# EXERCISE DIRECTIONS
Copy out every record below, word for word.

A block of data
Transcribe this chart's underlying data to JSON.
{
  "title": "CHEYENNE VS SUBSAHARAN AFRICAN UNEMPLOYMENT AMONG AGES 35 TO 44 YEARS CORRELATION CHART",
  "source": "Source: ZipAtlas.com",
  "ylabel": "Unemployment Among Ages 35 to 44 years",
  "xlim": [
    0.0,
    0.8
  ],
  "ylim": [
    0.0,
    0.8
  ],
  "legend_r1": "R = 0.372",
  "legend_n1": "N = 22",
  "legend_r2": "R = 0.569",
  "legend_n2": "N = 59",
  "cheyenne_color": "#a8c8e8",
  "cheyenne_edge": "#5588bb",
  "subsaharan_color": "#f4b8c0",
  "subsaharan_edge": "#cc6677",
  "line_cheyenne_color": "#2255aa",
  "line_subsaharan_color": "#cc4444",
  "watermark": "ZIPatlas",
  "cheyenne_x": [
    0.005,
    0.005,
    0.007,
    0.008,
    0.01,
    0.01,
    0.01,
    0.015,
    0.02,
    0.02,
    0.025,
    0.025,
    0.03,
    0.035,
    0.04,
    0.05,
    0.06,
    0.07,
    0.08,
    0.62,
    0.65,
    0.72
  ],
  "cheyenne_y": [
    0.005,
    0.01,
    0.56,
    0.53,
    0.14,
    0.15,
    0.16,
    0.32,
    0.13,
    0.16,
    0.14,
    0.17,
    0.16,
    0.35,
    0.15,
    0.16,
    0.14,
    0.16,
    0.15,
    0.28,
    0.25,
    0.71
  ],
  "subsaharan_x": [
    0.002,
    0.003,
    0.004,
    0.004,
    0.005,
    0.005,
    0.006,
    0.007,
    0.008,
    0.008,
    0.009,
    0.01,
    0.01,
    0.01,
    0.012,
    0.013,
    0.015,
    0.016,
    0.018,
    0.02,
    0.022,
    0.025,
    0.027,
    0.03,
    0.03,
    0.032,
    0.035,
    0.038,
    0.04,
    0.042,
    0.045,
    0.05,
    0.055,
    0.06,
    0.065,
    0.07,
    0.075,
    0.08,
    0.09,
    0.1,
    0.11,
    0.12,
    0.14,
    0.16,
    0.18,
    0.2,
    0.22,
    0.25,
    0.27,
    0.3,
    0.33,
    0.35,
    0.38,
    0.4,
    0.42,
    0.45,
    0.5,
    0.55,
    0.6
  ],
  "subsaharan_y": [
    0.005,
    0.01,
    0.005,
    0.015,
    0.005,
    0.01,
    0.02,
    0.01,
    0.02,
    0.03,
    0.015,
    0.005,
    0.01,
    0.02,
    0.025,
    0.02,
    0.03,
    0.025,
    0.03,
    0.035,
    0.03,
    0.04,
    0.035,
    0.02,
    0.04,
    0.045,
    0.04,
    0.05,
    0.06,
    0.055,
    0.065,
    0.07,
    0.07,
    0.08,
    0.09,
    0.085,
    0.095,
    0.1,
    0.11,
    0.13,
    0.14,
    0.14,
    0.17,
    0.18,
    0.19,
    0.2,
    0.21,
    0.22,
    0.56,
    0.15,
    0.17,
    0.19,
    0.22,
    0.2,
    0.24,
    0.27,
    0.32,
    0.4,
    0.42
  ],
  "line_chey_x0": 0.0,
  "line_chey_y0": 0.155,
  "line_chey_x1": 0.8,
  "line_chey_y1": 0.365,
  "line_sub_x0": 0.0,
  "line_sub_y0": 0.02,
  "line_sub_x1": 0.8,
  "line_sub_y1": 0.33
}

# EXERCISE ANSWER
Transcribe this chart's underlying data to JSON.
{
  "title": "CHEYENNE VS SUBSAHARAN AFRICAN UNEMPLOYMENT AMONG AGES 35 TO 44 YEARS CORRELATION CHART",
  "source": "Source: ZipAtlas.com",
  "ylabel": "Unemployment Among Ages 35 to 44 years",
  "xlim": [
    0.0,
    0.8
  ],
  "ylim": [
    0.0,
    0.8
  ],
  "legend_r1": "R = 0.372",
  "legend_n1": "N = 22",
  "legend_r2": "R = 0.569",
  "legend_n2": "N = 59",
  "cheyenne_color": "#a8c8e8",
  "cheyenne_edge": "#5588bb",
  "subsaharan_color": "#f4b8c0",
  "subsaharan_edge": "#cc6677",
  "line_cheyenne_color": "#2255aa",
  "line_subsaharan_color": "#cc4444",
  "watermark": "ZIPatlas",
  "cheyenne_x": [
    0.005,
    0.005,
    0.007,
    0.008,
    0.01,
    0.01,
    0.01,
    0.015,
    0.02,
    0.02,
    0.025,
    0.025,
    0.03,
    0.035,
    0.04,
    0.05,
    0.06,
    0.07,
    0.08,
    0.62,
    0.65,
    0.72
  ],
  "cheyenne_y": [
    0.005,
    0.01,
    0.56,
    0.53,
    0.14,
    0.15,
    0.16,
    0.32,
    0.13,
    0.16,
    0.14,
    0.17,
    0.16,
    0.35,
    0.15,
    0.16,
    0.14,
    0.16,
    0.15,
    0.28,
    0.25,
    0.71
  ],
  "subsaharan_x": [
    0.002,
    0.003,
    0.004,
    0.004,
    0.005,
    0.005,
    0.006,
    0.007,
    0.008,
    0.008,
    0.009,
    0.01,
    0.01,
    0.01,
    0.012,
    0.013,
    0.015,
    0.016,
    0.018,
    0.02,
    0.022,
    0.025,
    0.027,
    0.03,
    0.03,
    0.032,
    0.035,
    0.038,
    0.04,
    0.042,
    0.045,
    0.05,
    0.055,
    0.06,
    0.065,
    0.07,
    0.075,
    0.08,
    0.09,
    0.1,
    0.11,
    0.12,
    0.14,
    0.16,
    0.18,
    0.2,
    0.22,
    0.25,
    0.27,
    0.3,
    0.33,
    0.35,
    0.38,
    0.4,
    0.42,
    0.45,
    0.5,
    0.55,
    0.6
  ],
  "subsaharan_y": [
    0.005,
    0.01,
    0.005,
    0.015,
    0.005,
    0.01,
    0.02,
    0.01,
    0.02,
    0.03,
    0.015,
    0.005,
    0.01,
    0.02,
    0.025,
    0.02,
    0.03,
    0.025,
    0.03,
    0.035,
    0.03,
    0.04,
    0.035,
    0.02,
    0.04,
    0.045,
    0.04,
    0.05,
    0.06,
    0.055,
    0.065,
    0.07,
    0.07,
    0.08,
    0.09,
    0.085,
    0.095,
    0.1,
    0.11,
    0.13,
    0.14,
    0.14,
    0.17,
    0.18,
    0.19,
    0.2,
    0.21,
    0.22,
    0.56,
    0.15,
    0.17,
    0.19,
    0.22,
    0.2,
    0.24,
    0.27,
    0.32,
    0.4,
    0.42
  ],
  "line_chey_x0": 0.0,
  "line_chey_y0": 0.155,
  "line_chey_x1": 0.8,
  "line_chey_y1": 0.365,
  "line_sub_x0": 0.0,
  "line_sub_y0": 0.02,
  "line_sub_x1": 0.8,
  "line_sub_y1": 0.33
}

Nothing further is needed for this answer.